*Tarea 1*.
En el texto sobre el conflicto entre Israel y Hamás, ¿qué ayuda prometió Biden a la Autoridad Nacional Palestina?
*Tarea 2*.
Retoma el texto sobre el conflicto entre Israel y Hamás a continuación de su última oración.

======== Texto ========

La embajadora estadounidense Lindan Thomas Greenfield volvió a repetir la acusación a Hamás como el agresor y demandó que fuera condenado por iniciar un ataque «no provocado», como repite el Gobierno de Israel en pose de víctima inocente.

En realidad, el alzamiento del pueblo palestino asestó un duro golpe a los planes de Estados Unidos de reducir el repudio árabe desde que se autoproclamó independiente el 15 de mayo de 1948, lo que desató una guerra de despojo, verdadera limpieza étnica que arrojó al exilio en ese momento a más de 700 000 palestinos, un éxodo conocido como la Nakba o Catástrofe.

La administración se encontraba enfrascada por estos días en concluir gestiones dirigidas a romper el aislamiento de la entidad sionista mediante el establecimiento de relaciones diplomáticas, comerciales y de cooperación tecnológica con otros estados árabes, dejando a un lado el reclamo palestino de su derecho a un Estado independiente y soberano a cambio de la paz.

Alarmado por semejante debacle diplomática y política, imposible de ocultar, el presidente Joe Biden viajó a Tel Aviv para patentizar el respaldo incondicional al aliado estratégico en Oriente Medio, pero al propio tiempo poner bajo control el desatino de Netanyahu y sus aliados de la extrema derecha ultraortodoxa que han acentuado el régimen de apartheid racista y podría provocar una escalada de guerra de consecuencias imprevisibles en la región.

En su precipitado viaje, con el que buscaba destacarse como aliado fiel de la entidad sionista —en un claro mensaje al lobby judío norteamericano, de influyente poder financiero y electoral— Biden aseguró a los israelíes un paquete de ayuda «sin precedentes». Por otra parte prometió una ayuda de 100 millones a la Autoridad Nacional Palestina, en un evidente intento de dividir y disuadir el amplio respaldo popular a una rebelión que volvió a oxigenar una lucha de más de 100 años contra el terror, el despojo de tierras, el saqueo y hasta la privación del derecho al aire que respiran.

Los movimientos y contactos diplomáticos de otras potencias influyentes en la región como Irán, Arabia Saudita, Turquía, Rusia y China coincidieron en dar la máxima prioridad a la catástrofe humanitaria en puertas que ocurriría si Israel —con el apoyo de Washington—  ejecuta su anunciada operación terrestre para liquidar a Hamás. Por el contrario procuran con firmeza evitar un agravamiento de las hostilidades.

======== Entradas proporcionadas ========

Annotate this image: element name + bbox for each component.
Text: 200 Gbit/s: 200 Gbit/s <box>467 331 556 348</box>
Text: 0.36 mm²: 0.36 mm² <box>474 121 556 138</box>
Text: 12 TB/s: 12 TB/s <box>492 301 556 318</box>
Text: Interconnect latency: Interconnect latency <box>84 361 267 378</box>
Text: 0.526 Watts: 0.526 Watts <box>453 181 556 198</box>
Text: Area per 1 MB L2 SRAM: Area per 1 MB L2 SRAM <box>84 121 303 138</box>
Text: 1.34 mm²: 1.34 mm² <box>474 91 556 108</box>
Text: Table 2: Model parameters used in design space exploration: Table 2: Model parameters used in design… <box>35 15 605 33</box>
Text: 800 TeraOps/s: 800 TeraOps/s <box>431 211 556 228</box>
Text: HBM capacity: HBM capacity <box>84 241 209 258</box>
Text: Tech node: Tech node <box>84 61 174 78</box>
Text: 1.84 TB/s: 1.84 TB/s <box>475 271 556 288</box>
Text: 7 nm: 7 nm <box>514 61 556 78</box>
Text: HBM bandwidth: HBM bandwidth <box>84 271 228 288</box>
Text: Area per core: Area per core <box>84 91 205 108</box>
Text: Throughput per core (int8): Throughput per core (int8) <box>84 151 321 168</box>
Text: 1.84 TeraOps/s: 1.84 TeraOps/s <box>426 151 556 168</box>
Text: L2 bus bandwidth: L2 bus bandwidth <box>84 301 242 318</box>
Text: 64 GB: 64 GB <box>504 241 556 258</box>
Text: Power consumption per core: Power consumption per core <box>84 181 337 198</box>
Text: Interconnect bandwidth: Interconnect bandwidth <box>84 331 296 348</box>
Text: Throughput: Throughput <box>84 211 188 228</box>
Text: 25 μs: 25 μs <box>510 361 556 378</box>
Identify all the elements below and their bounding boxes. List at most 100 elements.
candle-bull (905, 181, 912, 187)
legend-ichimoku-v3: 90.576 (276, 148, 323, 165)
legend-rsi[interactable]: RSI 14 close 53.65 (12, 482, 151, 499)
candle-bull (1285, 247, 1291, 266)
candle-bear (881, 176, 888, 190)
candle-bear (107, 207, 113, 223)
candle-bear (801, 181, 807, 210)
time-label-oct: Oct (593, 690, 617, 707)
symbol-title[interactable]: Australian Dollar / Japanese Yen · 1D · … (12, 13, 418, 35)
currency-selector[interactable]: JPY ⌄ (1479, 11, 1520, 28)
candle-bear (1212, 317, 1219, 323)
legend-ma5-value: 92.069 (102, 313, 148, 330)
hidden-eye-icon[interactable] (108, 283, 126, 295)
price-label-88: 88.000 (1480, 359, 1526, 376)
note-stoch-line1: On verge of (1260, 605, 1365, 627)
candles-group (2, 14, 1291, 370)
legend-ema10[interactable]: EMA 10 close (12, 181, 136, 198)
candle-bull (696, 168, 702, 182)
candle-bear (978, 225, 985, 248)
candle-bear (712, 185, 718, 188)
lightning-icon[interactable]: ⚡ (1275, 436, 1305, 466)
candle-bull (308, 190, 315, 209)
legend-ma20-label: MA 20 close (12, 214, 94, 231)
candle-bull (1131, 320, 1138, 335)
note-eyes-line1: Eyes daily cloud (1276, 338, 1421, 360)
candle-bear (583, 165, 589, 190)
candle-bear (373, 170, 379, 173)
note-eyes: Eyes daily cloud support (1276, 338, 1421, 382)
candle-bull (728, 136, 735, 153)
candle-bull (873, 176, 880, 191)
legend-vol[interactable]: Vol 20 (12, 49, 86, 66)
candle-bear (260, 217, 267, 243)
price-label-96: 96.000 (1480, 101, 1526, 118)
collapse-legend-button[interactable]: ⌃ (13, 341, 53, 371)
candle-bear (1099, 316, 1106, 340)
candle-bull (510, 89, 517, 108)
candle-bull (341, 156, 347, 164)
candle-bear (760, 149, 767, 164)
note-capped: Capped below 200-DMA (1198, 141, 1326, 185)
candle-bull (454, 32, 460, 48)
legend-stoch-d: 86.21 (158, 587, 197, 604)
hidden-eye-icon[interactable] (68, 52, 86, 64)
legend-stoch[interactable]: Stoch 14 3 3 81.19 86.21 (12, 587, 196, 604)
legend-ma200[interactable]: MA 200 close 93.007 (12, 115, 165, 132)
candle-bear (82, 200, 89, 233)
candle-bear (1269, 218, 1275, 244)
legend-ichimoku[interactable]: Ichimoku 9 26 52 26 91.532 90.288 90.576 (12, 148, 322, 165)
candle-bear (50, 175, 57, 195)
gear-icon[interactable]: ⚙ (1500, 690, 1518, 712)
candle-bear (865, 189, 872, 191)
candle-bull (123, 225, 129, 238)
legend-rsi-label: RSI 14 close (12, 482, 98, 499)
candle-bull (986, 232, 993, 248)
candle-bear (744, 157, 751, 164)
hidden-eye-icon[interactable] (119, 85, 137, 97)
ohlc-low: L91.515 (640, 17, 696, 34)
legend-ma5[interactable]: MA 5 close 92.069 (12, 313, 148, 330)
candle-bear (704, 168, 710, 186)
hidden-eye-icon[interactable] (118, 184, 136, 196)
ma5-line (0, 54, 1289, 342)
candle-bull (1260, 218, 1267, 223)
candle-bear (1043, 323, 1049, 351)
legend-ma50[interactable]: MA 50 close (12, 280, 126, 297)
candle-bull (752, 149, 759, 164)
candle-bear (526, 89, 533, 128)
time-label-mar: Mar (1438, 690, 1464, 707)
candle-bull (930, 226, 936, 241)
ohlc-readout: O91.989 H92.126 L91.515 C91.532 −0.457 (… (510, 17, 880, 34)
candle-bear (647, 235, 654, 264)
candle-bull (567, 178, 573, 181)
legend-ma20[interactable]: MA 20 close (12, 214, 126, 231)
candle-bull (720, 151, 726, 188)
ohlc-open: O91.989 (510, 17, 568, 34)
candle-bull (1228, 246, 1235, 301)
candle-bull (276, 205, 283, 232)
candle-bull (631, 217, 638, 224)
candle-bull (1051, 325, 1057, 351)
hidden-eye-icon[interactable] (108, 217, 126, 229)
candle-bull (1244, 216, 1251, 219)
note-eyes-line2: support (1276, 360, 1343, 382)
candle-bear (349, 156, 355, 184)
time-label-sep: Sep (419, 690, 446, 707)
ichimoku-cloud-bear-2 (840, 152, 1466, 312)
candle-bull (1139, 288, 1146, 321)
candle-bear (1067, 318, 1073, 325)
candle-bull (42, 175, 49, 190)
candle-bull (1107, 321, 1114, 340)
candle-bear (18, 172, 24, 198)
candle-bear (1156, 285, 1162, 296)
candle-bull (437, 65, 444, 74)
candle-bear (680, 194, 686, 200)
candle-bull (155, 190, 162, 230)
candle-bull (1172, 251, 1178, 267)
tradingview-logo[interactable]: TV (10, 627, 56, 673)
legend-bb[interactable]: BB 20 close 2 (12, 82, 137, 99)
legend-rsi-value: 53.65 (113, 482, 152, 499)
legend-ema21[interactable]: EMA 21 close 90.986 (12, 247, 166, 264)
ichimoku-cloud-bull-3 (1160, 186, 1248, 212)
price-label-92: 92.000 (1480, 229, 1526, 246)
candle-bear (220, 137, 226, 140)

========

*Respuesta 1*.
Una ayuda de 100 millones.

*Respuesta 2*.
La intrépida acción armada de Hamás se compara hoy con la revuelta árabe de 1916-1919 que derribó desde adentro al Imperio Otomano durante la Primera Guerra Mundial, una victoria que fue escamoteada por Gran Bretaña al erigirse en potencia mandataria en Palestina.

Fue aquella pretensión latente en 1917, cuando Londres requería de apoyos como los de la banca judía europea lo que aprovechó luego para prometer al movimiento sionista su apoyo a la creación de «un hogar» judío en Palestina, un territorio habitado por una población árabe nativa durante siglos, y que daría origen al conflicto actual.

Un genocidio continuado

La historia reciente de los sucesos en los territorios ocupados por Israel también desmiente la acusación a Hamás de emprender «una agresión no provocada».

Desde la toma de control en Gaza por Hamás en 2007 (que se produjo después de su victoria en las primeras elecciones democráticas palestinas del año anterior) Israel ha llevado a cabo numerosas operaciones militares en las que fueron asesinados y heridos millares de civiles inocentes. Basta un breve recuento.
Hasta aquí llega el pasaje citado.